— Stated problem —
Can you output the material exactly as written, minus any pictures it holds?

— Records provided —
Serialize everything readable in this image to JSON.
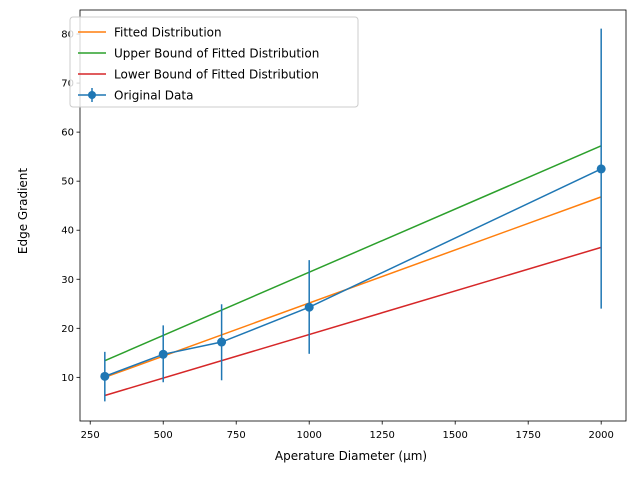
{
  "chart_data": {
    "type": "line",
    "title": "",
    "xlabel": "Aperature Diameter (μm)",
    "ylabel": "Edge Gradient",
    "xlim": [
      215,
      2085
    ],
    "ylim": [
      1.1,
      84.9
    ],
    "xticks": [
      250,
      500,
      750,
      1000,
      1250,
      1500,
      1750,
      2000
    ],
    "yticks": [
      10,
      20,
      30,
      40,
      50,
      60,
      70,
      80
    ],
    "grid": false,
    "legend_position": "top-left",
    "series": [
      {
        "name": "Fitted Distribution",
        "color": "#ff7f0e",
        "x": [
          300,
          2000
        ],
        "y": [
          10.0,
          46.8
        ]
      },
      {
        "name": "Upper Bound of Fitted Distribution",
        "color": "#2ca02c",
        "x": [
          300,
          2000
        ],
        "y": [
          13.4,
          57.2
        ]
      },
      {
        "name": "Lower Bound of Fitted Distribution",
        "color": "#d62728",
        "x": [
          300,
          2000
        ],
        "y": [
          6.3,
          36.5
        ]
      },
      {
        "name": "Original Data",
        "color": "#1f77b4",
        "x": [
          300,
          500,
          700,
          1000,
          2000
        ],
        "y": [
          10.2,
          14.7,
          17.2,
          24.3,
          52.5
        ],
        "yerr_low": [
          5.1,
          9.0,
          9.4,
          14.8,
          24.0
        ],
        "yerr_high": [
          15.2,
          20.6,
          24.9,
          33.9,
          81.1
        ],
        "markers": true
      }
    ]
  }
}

— Completed task —
Serialize everything readable in this image to JSON.
{
  "chart_data": {
    "type": "line",
    "title": "",
    "xlabel": "Aperature Diameter (μm)",
    "ylabel": "Edge Gradient",
    "xlim": [
      215,
      2085
    ],
    "ylim": [
      1.1,
      84.9
    ],
    "xticks": [
      250,
      500,
      750,
      1000,
      1250,
      1500,
      1750,
      2000
    ],
    "yticks": [
      10,
      20,
      30,
      40,
      50,
      60,
      70,
      80
    ],
    "grid": false,
    "legend_position": "top-left",
    "series": [
      {
        "name": "Fitted Distribution",
        "color": "#ff7f0e",
        "x": [
          300,
          2000
        ],
        "y": [
          10.0,
          46.8
        ]
      },
      {
        "name": "Upper Bound of Fitted Distribution",
        "color": "#2ca02c",
        "x": [
          300,
          2000
        ],
        "y": [
          13.4,
          57.2
        ]
      },
      {
        "name": "Lower Bound of Fitted Distribution",
        "color": "#d62728",
        "x": [
          300,
          2000
        ],
        "y": [
          6.3,
          36.5
        ]
      },
      {
        "name": "Original Data",
        "color": "#1f77b4",
        "x": [
          300,
          500,
          700,
          1000,
          2000
        ],
        "y": [
          10.2,
          14.7,
          17.2,
          24.3,
          52.5
        ],
        "yerr_low": [
          5.1,
          9.0,
          9.4,
          14.8,
          24.0
        ],
        "yerr_high": [
          15.2,
          20.6,
          24.9,
          33.9,
          81.1
        ],
        "markers": true
      }
    ]
  }
}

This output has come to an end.